- [WHAT YOU NEED TO DO]: Repeat the data that follows, word for word, without the images.
★ ★ ★ ★
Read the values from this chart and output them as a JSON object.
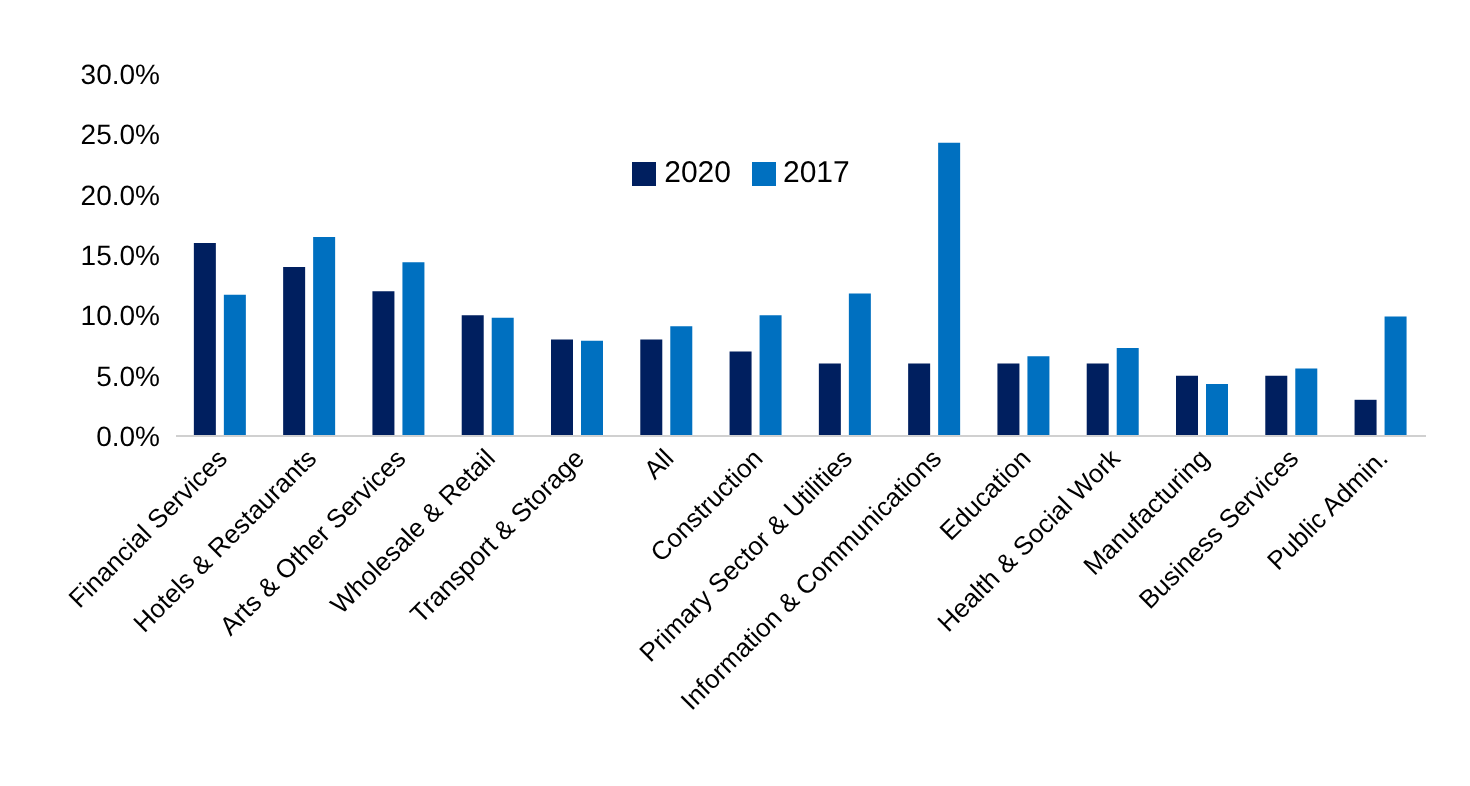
{
  "chart_data": {
    "type": "bar",
    "categories": [
      "Financial Services",
      "Hotels & Restaurants",
      "Arts & Other Services",
      "Wholesale & Retail",
      "Transport & Storage",
      "All",
      "Construction",
      "Primary Sector & Utilities",
      "Information & Communications",
      "Education",
      "Health & Social Work",
      "Manufacturing",
      "Business Services",
      "Public Admin."
    ],
    "series": [
      {
        "name": "2020",
        "color": "#001f5f",
        "values": [
          16,
          14,
          12,
          10,
          8,
          8,
          7,
          6,
          6,
          6,
          6,
          5,
          5,
          3
        ]
      },
      {
        "name": "2017",
        "color": "#0070c0",
        "values": [
          11.7,
          16.5,
          14.4,
          9.8,
          7.9,
          9.1,
          10.0,
          11.8,
          24.3,
          6.6,
          7.3,
          4.3,
          5.6,
          9.9
        ]
      }
    ],
    "ylim": [
      0,
      30
    ],
    "yticks": [
      {
        "value": 0,
        "label": "0.0%"
      },
      {
        "value": 5,
        "label": "5.0%"
      },
      {
        "value": 10,
        "label": "10.0%"
      },
      {
        "value": 15,
        "label": "15.0%"
      },
      {
        "value": 20,
        "label": "20.0%"
      },
      {
        "value": 25,
        "label": "25.0%"
      },
      {
        "value": 30,
        "label": "30.0%"
      }
    ],
    "grid": false,
    "legend": "top"
  }
}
★ ★ ★ ★
- [OUTPUT OF THE EXERCISE]:
Read the values from this chart and output them as a JSON object.
{
  "chart_data": {
    "type": "bar",
    "categories": [
      "Financial Services",
      "Hotels & Restaurants",
      "Arts & Other Services",
      "Wholesale & Retail",
      "Transport & Storage",
      "All",
      "Construction",
      "Primary Sector & Utilities",
      "Information & Communications",
      "Education",
      "Health & Social Work",
      "Manufacturing",
      "Business Services",
      "Public Admin."
    ],
    "series": [
      {
        "name": "2020",
        "color": "#001f5f",
        "values": [
          16,
          14,
          12,
          10,
          8,
          8,
          7,
          6,
          6,
          6,
          6,
          5,
          5,
          3
        ]
      },
      {
        "name": "2017",
        "color": "#0070c0",
        "values": [
          11.7,
          16.5,
          14.4,
          9.8,
          7.9,
          9.1,
          10.0,
          11.8,
          24.3,
          6.6,
          7.3,
          4.3,
          5.6,
          9.9
        ]
      }
    ],
    "ylim": [
      0,
      30
    ],
    "yticks": [
      {
        "value": 0,
        "label": "0.0%"
      },
      {
        "value": 5,
        "label": "5.0%"
      },
      {
        "value": 10,
        "label": "10.0%"
      },
      {
        "value": 15,
        "label": "15.0%"
      },
      {
        "value": 20,
        "label": "20.0%"
      },
      {
        "value": 25,
        "label": "25.0%"
      },
      {
        "value": 30,
        "label": "30.0%"
      }
    ],
    "grid": false,
    "legend": "top"
  }
}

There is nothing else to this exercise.